#### Brief
Locate the word "Giro" in the data below, then copy every line that holds it.

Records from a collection
= = = = = = =

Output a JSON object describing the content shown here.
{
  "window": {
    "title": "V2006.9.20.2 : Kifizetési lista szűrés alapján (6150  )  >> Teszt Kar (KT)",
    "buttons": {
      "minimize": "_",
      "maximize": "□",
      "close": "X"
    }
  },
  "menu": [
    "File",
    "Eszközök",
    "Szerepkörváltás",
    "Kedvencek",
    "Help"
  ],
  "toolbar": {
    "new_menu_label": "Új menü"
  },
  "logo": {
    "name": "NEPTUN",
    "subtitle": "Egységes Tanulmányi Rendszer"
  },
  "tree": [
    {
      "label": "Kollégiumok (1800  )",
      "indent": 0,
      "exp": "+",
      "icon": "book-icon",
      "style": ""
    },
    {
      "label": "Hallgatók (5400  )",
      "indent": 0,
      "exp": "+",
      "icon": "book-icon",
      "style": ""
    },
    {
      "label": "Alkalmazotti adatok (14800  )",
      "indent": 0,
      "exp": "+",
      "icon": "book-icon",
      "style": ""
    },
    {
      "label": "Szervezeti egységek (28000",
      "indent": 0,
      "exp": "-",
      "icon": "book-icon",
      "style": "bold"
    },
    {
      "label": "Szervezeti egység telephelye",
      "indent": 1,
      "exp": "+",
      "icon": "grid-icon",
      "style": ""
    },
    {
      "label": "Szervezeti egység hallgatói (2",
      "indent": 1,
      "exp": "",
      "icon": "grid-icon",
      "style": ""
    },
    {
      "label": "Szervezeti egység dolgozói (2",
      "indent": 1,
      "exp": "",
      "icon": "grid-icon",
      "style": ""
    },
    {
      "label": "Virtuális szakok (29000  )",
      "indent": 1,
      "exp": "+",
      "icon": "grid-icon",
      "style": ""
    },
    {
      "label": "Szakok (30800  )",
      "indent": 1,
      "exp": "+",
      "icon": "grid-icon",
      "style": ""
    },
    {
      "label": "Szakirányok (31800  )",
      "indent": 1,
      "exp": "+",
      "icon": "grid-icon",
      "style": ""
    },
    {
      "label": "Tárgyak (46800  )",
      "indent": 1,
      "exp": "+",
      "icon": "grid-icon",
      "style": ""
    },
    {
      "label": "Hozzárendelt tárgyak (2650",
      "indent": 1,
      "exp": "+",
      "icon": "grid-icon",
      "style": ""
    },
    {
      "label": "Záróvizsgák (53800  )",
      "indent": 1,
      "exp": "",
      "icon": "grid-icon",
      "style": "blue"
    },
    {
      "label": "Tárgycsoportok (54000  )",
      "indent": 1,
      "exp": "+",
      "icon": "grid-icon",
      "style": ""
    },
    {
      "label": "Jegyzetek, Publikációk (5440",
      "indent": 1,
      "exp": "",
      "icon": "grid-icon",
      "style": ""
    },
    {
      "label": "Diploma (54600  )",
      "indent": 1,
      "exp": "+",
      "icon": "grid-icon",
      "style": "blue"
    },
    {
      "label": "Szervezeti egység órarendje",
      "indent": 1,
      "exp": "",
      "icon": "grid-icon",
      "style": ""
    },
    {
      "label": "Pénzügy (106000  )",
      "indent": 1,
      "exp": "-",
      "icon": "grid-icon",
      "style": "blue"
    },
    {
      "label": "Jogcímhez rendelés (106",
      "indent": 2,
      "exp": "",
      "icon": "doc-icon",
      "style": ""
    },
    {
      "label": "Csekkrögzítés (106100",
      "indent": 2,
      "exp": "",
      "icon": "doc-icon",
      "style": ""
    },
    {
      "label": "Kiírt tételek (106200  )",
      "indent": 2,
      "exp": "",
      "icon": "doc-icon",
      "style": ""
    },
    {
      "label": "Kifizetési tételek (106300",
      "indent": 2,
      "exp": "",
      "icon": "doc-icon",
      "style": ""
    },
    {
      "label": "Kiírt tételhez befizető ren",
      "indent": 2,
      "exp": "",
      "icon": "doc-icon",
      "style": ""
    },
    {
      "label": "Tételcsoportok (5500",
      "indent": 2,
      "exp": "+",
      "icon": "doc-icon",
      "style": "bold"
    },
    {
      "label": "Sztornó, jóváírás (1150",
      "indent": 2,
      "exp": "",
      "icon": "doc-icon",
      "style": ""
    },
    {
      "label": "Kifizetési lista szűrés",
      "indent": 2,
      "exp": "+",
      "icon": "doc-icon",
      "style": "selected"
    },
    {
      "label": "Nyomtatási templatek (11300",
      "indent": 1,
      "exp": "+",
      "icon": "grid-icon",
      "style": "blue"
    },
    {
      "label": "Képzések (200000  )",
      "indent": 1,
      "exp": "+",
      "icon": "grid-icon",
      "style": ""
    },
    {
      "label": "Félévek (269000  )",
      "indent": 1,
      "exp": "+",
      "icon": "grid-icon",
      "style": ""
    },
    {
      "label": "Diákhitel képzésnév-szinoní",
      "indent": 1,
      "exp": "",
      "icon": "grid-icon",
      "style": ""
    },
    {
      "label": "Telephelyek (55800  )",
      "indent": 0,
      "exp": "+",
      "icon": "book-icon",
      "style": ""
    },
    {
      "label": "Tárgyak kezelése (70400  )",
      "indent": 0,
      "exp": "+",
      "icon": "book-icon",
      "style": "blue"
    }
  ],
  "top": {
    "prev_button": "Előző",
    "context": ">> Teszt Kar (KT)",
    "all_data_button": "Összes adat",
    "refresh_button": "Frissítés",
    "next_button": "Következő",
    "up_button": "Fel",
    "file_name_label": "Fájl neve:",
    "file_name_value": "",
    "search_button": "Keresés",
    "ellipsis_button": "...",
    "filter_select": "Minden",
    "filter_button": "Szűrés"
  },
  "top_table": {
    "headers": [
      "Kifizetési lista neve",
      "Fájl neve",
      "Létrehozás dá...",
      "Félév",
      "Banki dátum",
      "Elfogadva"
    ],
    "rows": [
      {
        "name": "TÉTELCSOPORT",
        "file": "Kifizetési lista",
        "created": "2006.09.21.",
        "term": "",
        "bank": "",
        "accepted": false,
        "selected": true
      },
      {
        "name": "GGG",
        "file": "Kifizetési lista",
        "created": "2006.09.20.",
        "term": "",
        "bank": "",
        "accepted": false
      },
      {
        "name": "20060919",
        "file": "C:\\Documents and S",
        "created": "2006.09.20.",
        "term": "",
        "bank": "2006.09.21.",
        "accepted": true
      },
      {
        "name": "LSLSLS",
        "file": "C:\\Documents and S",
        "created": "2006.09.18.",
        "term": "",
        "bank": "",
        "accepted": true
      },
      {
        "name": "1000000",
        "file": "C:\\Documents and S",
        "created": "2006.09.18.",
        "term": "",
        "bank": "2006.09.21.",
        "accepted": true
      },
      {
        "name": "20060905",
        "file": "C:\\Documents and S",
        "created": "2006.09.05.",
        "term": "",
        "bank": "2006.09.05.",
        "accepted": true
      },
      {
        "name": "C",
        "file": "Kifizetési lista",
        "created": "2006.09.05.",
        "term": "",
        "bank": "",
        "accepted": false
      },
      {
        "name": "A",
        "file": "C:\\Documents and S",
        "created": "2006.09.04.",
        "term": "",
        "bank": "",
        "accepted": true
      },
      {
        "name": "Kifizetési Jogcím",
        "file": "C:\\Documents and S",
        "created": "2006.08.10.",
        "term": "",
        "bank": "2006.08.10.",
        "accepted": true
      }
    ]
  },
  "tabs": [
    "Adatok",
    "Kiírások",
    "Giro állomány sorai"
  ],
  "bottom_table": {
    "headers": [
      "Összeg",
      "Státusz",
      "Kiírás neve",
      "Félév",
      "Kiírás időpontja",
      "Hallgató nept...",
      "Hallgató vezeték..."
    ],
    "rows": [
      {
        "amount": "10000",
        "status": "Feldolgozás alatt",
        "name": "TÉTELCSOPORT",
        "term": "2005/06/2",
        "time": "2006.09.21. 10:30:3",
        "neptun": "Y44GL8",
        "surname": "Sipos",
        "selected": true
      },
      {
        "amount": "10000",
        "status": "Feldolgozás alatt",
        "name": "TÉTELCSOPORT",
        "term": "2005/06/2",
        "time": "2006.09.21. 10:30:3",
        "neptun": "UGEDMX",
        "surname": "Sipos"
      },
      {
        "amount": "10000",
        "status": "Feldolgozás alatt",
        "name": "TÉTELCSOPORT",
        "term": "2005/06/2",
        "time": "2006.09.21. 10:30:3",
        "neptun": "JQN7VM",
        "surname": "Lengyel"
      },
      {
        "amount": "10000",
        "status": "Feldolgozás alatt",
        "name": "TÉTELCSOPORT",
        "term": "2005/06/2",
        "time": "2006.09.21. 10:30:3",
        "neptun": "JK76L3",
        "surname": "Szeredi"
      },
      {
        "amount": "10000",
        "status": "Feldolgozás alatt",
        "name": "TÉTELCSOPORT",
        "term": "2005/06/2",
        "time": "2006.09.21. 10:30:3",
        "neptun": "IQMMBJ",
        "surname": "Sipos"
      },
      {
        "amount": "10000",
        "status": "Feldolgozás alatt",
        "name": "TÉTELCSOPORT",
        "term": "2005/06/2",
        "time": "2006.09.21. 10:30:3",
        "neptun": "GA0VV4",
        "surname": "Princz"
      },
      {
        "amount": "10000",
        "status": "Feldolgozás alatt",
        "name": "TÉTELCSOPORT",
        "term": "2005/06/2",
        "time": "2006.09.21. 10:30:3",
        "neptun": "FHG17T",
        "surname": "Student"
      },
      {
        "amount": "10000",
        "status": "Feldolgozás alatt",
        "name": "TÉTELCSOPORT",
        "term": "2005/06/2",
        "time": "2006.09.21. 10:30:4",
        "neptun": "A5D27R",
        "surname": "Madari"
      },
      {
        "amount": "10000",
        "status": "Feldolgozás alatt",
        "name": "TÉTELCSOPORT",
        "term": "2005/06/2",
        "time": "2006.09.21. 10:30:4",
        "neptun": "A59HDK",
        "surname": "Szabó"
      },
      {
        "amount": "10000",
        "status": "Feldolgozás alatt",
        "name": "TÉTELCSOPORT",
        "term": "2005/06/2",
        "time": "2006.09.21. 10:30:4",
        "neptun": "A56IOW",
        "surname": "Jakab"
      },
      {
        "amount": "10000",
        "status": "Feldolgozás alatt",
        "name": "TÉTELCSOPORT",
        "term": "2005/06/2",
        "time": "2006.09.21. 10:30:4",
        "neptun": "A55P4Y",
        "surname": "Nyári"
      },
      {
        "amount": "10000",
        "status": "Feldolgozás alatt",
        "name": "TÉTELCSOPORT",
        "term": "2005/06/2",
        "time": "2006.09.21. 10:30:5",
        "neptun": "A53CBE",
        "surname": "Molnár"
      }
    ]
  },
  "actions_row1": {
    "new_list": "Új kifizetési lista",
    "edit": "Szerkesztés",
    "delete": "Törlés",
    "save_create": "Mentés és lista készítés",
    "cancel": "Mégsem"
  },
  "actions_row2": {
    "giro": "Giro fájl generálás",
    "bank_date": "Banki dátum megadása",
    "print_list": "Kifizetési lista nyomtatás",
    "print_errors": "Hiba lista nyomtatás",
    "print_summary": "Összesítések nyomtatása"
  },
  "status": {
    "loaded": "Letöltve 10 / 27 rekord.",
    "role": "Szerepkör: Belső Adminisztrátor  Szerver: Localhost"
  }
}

= = = = = = =

#### Result of this task
    "Giro állomány sorai"
    "giro": "Giro fájl generálás",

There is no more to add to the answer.